_RECORDED DATA_.
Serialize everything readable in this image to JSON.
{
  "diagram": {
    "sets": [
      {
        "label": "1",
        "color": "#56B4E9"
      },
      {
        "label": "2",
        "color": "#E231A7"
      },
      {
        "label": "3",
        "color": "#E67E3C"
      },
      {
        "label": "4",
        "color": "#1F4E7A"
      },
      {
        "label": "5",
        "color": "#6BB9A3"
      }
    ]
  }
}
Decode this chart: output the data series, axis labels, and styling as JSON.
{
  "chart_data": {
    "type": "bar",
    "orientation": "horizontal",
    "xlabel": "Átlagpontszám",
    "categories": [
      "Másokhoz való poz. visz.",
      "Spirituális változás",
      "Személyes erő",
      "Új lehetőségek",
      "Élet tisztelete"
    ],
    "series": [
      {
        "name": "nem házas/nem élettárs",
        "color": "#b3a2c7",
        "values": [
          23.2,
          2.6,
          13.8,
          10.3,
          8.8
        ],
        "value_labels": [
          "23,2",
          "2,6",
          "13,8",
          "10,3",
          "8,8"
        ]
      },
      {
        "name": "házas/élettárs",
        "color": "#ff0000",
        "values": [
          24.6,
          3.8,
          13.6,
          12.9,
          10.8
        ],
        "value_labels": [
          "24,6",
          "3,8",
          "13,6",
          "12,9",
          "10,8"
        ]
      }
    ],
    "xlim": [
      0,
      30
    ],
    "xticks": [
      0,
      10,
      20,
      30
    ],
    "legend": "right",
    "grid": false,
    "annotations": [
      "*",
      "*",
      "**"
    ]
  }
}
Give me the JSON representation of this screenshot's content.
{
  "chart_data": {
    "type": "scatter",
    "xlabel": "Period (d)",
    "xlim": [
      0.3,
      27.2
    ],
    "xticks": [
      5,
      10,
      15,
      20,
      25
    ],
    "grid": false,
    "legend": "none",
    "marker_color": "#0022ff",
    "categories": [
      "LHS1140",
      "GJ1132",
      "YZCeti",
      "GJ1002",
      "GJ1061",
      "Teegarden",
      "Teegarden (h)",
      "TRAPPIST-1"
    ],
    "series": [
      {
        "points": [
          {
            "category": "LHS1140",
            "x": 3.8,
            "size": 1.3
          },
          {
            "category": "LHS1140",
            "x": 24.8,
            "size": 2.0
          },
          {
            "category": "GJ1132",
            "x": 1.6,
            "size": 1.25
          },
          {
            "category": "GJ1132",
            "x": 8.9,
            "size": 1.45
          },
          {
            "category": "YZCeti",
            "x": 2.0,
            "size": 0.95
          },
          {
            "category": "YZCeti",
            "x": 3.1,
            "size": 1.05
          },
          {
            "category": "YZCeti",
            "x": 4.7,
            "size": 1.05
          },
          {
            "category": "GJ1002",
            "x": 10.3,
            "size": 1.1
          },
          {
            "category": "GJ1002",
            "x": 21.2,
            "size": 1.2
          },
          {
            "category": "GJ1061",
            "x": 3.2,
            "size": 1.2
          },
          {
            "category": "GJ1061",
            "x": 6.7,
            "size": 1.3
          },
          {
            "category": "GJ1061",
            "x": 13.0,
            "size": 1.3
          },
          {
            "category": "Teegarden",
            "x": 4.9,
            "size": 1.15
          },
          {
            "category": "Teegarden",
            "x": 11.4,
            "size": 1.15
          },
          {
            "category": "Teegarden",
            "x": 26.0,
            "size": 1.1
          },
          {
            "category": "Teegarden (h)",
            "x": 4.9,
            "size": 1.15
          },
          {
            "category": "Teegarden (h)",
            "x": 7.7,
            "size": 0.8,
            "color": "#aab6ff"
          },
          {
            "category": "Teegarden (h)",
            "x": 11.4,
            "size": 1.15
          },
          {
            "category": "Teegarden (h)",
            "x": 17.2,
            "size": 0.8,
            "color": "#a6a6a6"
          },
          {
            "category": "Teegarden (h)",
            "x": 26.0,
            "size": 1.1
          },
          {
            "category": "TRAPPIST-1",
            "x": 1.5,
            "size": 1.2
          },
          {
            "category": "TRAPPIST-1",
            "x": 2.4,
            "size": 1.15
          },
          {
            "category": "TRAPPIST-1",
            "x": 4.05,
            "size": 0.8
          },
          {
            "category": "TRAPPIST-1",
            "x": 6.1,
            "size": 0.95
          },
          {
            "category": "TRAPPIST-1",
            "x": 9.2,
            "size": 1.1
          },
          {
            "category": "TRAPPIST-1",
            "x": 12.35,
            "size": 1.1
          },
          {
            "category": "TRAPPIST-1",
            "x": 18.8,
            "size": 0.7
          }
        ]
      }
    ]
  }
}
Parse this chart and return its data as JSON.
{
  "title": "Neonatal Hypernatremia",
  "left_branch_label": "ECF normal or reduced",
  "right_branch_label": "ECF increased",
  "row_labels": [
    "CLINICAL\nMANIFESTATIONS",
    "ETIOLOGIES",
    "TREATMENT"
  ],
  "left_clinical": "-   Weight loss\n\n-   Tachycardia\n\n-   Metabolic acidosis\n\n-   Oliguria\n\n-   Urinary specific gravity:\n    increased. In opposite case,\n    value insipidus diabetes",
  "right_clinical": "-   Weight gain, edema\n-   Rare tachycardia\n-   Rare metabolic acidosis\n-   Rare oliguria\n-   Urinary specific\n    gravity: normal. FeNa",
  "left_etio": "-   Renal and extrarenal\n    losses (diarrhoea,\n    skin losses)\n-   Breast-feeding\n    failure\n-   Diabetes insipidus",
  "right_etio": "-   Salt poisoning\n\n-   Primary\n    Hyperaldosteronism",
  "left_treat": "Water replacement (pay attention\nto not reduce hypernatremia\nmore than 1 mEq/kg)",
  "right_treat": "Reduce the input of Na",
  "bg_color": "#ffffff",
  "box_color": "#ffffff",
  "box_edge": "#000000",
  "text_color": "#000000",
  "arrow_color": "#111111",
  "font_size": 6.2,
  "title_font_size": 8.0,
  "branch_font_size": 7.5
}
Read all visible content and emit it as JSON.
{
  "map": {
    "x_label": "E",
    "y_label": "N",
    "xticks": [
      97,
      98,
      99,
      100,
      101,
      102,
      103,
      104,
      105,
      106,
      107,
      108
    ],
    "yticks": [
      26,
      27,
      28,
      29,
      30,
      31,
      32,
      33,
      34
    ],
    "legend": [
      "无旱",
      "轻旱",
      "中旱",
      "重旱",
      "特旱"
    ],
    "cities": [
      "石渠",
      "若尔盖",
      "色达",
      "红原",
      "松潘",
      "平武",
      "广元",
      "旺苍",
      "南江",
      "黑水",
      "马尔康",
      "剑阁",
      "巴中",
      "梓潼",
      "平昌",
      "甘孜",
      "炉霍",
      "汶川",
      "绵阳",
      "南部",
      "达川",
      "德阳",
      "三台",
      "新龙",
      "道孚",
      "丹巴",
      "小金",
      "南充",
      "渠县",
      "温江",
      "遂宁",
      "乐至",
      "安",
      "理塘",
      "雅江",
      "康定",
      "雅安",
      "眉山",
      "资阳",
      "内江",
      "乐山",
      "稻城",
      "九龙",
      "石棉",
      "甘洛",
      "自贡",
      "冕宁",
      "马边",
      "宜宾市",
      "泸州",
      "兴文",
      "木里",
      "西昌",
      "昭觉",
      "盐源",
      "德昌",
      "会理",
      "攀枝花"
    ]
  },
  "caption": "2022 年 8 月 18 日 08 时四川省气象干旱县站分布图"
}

_YOUR TASK_.
Set every line of the listing down word for word.

_CORRECT ANSWER_.
Serialize everything readable in this image to JSON.
{
  "diagram": {
    "sets": [
      {
        "label": "1",
        "color": "#56B4E9"
      },
      {
        "label": "2",
        "color": "#E231A7"
      },
      {
        "label": "3",
        "color": "#E67E3C"
      },
      {
        "label": "4",
        "color": "#1F4E7A"
      },
      {
        "label": "5",
        "color": "#6BB9A3"
      }
    ]
  }
}
Decode this chart: output the data series, axis labels, and styling as JSON.
{
  "chart_data": {
    "type": "bar",
    "orientation": "horizontal",
    "xlabel": "Átlagpontszám",
    "categories": [
      "Másokhoz való poz. visz.",
      "Spirituális változás",
      "Személyes erő",
      "Új lehetőségek",
      "Élet tisztelete"
    ],
    "series": [
      {
        "name": "nem házas/nem élettárs",
        "color": "#b3a2c7",
        "values": [
          23.2,
          2.6,
          13.8,
          10.3,
          8.8
        ],
        "value_labels": [
          "23,2",
          "2,6",
          "13,8",
          "10,3",
          "8,8"
        ]
      },
      {
        "name": "házas/élettárs",
        "color": "#ff0000",
        "values": [
          24.6,
          3.8,
          13.6,
          12.9,
          10.8
        ],
        "value_labels": [
          "24,6",
          "3,8",
          "13,6",
          "12,9",
          "10,8"
        ]
      }
    ],
    "xlim": [
      0,
      30
    ],
    "xticks": [
      0,
      10,
      20,
      30
    ],
    "legend": "right",
    "grid": false,
    "annotations": [
      "*",
      "*",
      "**"
    ]
  }
}
Give me the JSON representation of this screenshot's content.
{
  "chart_data": {
    "type": "scatter",
    "xlabel": "Period (d)",
    "xlim": [
      0.3,
      27.2
    ],
    "xticks": [
      5,
      10,
      15,
      20,
      25
    ],
    "grid": false,
    "legend": "none",
    "marker_color": "#0022ff",
    "categories": [
      "LHS1140",
      "GJ1132",
      "YZCeti",
      "GJ1002",
      "GJ1061",
      "Teegarden",
      "Teegarden (h)",
      "TRAPPIST-1"
    ],
    "series": [
      {
        "points": [
          {
            "category": "LHS1140",
            "x": 3.8,
            "size": 1.3
          },
          {
            "category": "LHS1140",
            "x": 24.8,
            "size": 2.0
          },
          {
            "category": "GJ1132",
            "x": 1.6,
            "size": 1.25
          },
          {
            "category": "GJ1132",
            "x": 8.9,
            "size": 1.45
          },
          {
            "category": "YZCeti",
            "x": 2.0,
            "size": 0.95
          },
          {
            "category": "YZCeti",
            "x": 3.1,
            "size": 1.05
          },
          {
            "category": "YZCeti",
            "x": 4.7,
            "size": 1.05
          },
          {
            "category": "GJ1002",
            "x": 10.3,
            "size": 1.1
          },
          {
            "category": "GJ1002",
            "x": 21.2,
            "size": 1.2
          },
          {
            "category": "GJ1061",
            "x": 3.2,
            "size": 1.2
          },
          {
            "category": "GJ1061",
            "x": 6.7,
            "size": 1.3
          },
          {
            "category": "GJ1061",
            "x": 13.0,
            "size": 1.3
          },
          {
            "category": "Teegarden",
            "x": 4.9,
            "size": 1.15
          },
          {
            "category": "Teegarden",
            "x": 11.4,
            "size": 1.15
          },
          {
            "category": "Teegarden",
            "x": 26.0,
            "size": 1.1
          },
          {
            "category": "Teegarden (h)",
            "x": 4.9,
            "size": 1.15
          },
          {
            "category": "Teegarden (h)",
            "x": 7.7,
            "size": 0.8,
            "color": "#aab6ff"
          },
          {
            "category": "Teegarden (h)",
            "x": 11.4,
            "size": 1.15
          },
          {
            "category": "Teegarden (h)",
            "x": 17.2,
            "size": 0.8,
            "color": "#a6a6a6"
          },
          {
            "category": "Teegarden (h)",
            "x": 26.0,
            "size": 1.1
          },
          {
            "category": "TRAPPIST-1",
            "x": 1.5,
            "size": 1.2
          },
          {
            "category": "TRAPPIST-1",
            "x": 2.4,
            "size": 1.15
          },
          {
            "category": "TRAPPIST-1",
            "x": 4.05,
            "size": 0.8
          },
          {
            "category": "TRAPPIST-1",
            "x": 6.1,
            "size": 0.95
          },
          {
            "category": "TRAPPIST-1",
            "x": 9.2,
            "size": 1.1
          },
          {
            "category": "TRAPPIST-1",
            "x": 12.35,
            "size": 1.1
          },
          {
            "category": "TRAPPIST-1",
            "x": 18.8,
            "size": 0.7
          }
        ]
      }
    ]
  }
}
Parse this chart and return its data as JSON.
{
  "title": "Neonatal Hypernatremia",
  "left_branch_label": "ECF normal or reduced",
  "right_branch_label": "ECF increased",
  "row_labels": [
    "CLINICAL\nMANIFESTATIONS",
    "ETIOLOGIES",
    "TREATMENT"
  ],
  "left_clinical": "-   Weight loss\n\n-   Tachycardia\n\n-   Metabolic acidosis\n\n-   Oliguria\n\n-   Urinary specific gravity:\n    increased. In opposite case,\n    value insipidus diabetes",
  "right_clinical": "-   Weight gain, edema\n-   Rare tachycardia\n-   Rare metabolic acidosis\n-   Rare oliguria\n-   Urinary specific\n    gravity: normal. FeNa",
  "left_etio": "-   Renal and extrarenal\n    losses (diarrhoea,\n    skin losses)\n-   Breast-feeding\n    failure\n-   Diabetes insipidus",
  "right_etio": "-   Salt poisoning\n\n-   Primary\n    Hyperaldosteronism",
  "left_treat": "Water replacement (pay attention\nto not reduce hypernatremia\nmore than 1 mEq/kg)",
  "right_treat": "Reduce the input of Na",
  "bg_color": "#ffffff",
  "box_color": "#ffffff",
  "box_edge": "#000000",
  "text_color": "#000000",
  "arrow_color": "#111111",
  "font_size": 6.2,
  "title_font_size": 8.0,
  "branch_font_size": 7.5
}
Read all visible content and emit it as JSON.
{
  "map": {
    "x_label": "E",
    "y_label": "N",
    "xticks": [
      97,
      98,
      99,
      100,
      101,
      102,
      103,
      104,
      105,
      106,
      107,
      108
    ],
    "yticks": [
      26,
      27,
      28,
      29,
      30,
      31,
      32,
      33,
      34
    ],
    "legend": [
      "无旱",
      "轻旱",
      "中旱",
      "重旱",
      "特旱"
    ],
    "cities": [
      "石渠",
      "若尔盖",
      "色达",
      "红原",
      "松潘",
      "平武",
      "广元",
      "旺苍",
      "南江",
      "黑水",
      "马尔康",
      "剑阁",
      "巴中",
      "梓潼",
      "平昌",
      "甘孜",
      "炉霍",
      "汶川",
      "绵阳",
      "南部",
      "达川",
      "德阳",
      "三台",
      "新龙",
      "道孚",
      "丹巴",
      "小金",
      "南充",
      "渠县",
      "温江",
      "遂宁",
      "乐至",
      "安",
      "理塘",
      "雅江",
      "康定",
      "雅安",
      "眉山",
      "资阳",
      "内江",
      "乐山",
      "稻城",
      "九龙",
      "石棉",
      "甘洛",
      "自贡",
      "冕宁",
      "马边",
      "宜宾市",
      "泸州",
      "兴文",
      "木里",
      "西昌",
      "昭觉",
      "盐源",
      "德昌",
      "会理",
      "攀枝花"
    ]
  },
  "caption": "2022 年 8 月 18 日 08 时四川省气象干旱县站分布图"
}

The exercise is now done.